Bringing back discretionary parole and expanding clemency in Illinois are just a few of the criminal justice proposals being considered now by Illinois lawmakers. But there’s a big difference between talking about sentencing reform and enacting it, and supporters are urging patience.
It’ll be their last chance this year to pass bills and send them to Democratic Gov. JB Pritzker for his signature to become law. As part of this year’s Prisoncast! project, dozens of people incarcerated in Illinois wrote to WBEZ asking for updates and information about current proposals to expand the ways people get released from prison — especially parole and clemency.
Here’s a brief rundown of proposals currently before lawmakers and an update on their chances of becoming law any time soon. This does not include all the criminal justice or prison reform bills being considered in Illinois. Some advocacy groups such as Restore Justice Illinois and FAMM provide regular legislative updates on a larger number of bills. For more on organizations that serve families affected by the prison system, check out the Prisoncast! family resource guide or email email@example.com.
The push to bring back parole
Illinois effectively got rid of discretionary parole in 1978 during a wave of tough-on-crime policy-making. That ended the period where a parole board could decide that someone should be let out of prison early, and ushered in an era where the length of someone’s time in prison was decided almost exclusively by the judges and juries who sentenced them.
These “Earned Reentry” bills would phase in parole eligibility for people who have served at least 20 consecutive years of their sentence. Eligibility does not mean people are automatically released. Rather, it means they would be allowed to be considered for release at a hearing before the Illinois Prisoner Review Board.
“In reality, this bill could release no one,” said Illinois State Rep. Carole Ammons, an Urbana Democrat. “It’s not up to me. It’s not up to the person who’s incarcerated. It’s up to the PRB to determine whether the qualifications are met.”
A lack of resources puts up one obstacle to reinstating discretionary parole in Illinois, say Ammons and other lawmakers and lobbyists interviewed by WBEZ. An influx of new parole applications from people in prison could stress the Prisoner Review Board’s ability to process them all, Ammons said. She said she’s working on getting more resources to the board.
Another obstacle is politics, says the bill’s sponsor in the Illinois Senate, Celina Villanueva, a Chicago Democrat. She acknowledges that some colleagues — both Democrats and Republicans — are hesitant to take votes that could make them look soft on crime. But she also says some are concerned about how crime victims would react to more people in prison being paroled.
The House bill has faced opposition from some law enforcement groups, such as the Illinois Association of Chiefs of Police and the Illinois Sheriffs’ Association.
In a statement requested by WBEZ, Democratic Gov. JB Pritzker’s office did not take a clear stand on current efforts to reinstate discretionary parole in Illinois. Rather, it touted the governor’s record on criminal justice reform, such as his grants of expungements and pardons relating to cannabis, and a new law that eliminates cash bail statewide.
For now, Ammons said she does not expect her bill to reinstate discretionary parole to be approved by lawmakers this fall.

### RECORDED INFORMATION
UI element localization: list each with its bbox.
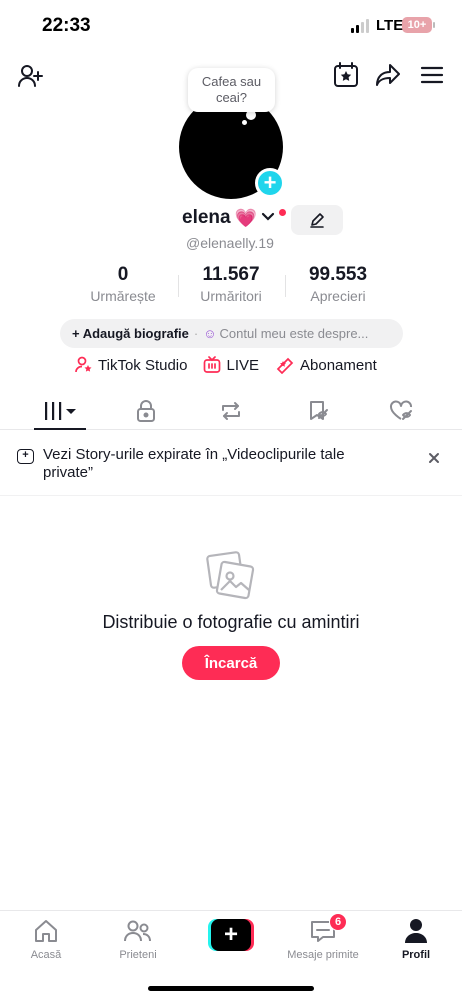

### TASK DETAILS
Write the next part of the article on Illinois parole and clemency proposals, starting right after its final sentence.

### RESULT OF THE TASK
“Unfortunately, the way [policies] change when it comes to the criminal legal system is extraordinarily slow,” Ammons said. “Things do take a long time but we have to stay in the fight.”
Making recent parole changes retroactive
While Illinois does not have a full-on discretionary parole system for people in prison, state politicians in 2019 did reinstate parole for many people serving long sentences who were under 21 at the time they committed their crimes.
The so-called Youthful Parole Law allows for parole consideration after people in that group served 10 years or more on their sentences. People convicted of aggravated criminal sexual assault or murder have to serve at least 20 years before being able to petition the Prisoner Review Board. And those convicted of predatory criminal sexual assault of a child or people serving natural life sentences for murder are not eligible.
The law was the first big change to Illinois’ parole system since lawmakers essentially abolished discretionary parole in 1978. But it only applied to young people who were sentenced after June 1, 2019. So young people who were sentenced during the intervening four decades are not eligible because the law is not retroactive.
Some advocates and state lawmakers want to change that. One bill in the Illinois Senate — SB2073 — would make the law retroactive so that it applies to people who were sentenced since 1978 and were under the age of 21 at the time of their sentencing.
But that, too, faces an uphill effort in the General Assembly, said State Sen. Seth Lewis, the Republican from Carol Stream who is sponsoring the bill. Lewis said he does not expect the bill to pass in the veto session that starts in late October.
“It’s a bill that has such a profound and impactful change on many different areas -– not only the person whose incarcerated, but at the same time the victim’s families, law enforcement, state’s attorneys, the judicial system — I think it’d be unfair to jam it through in veto session without it being fully vetted,” Lewis told WBEZ.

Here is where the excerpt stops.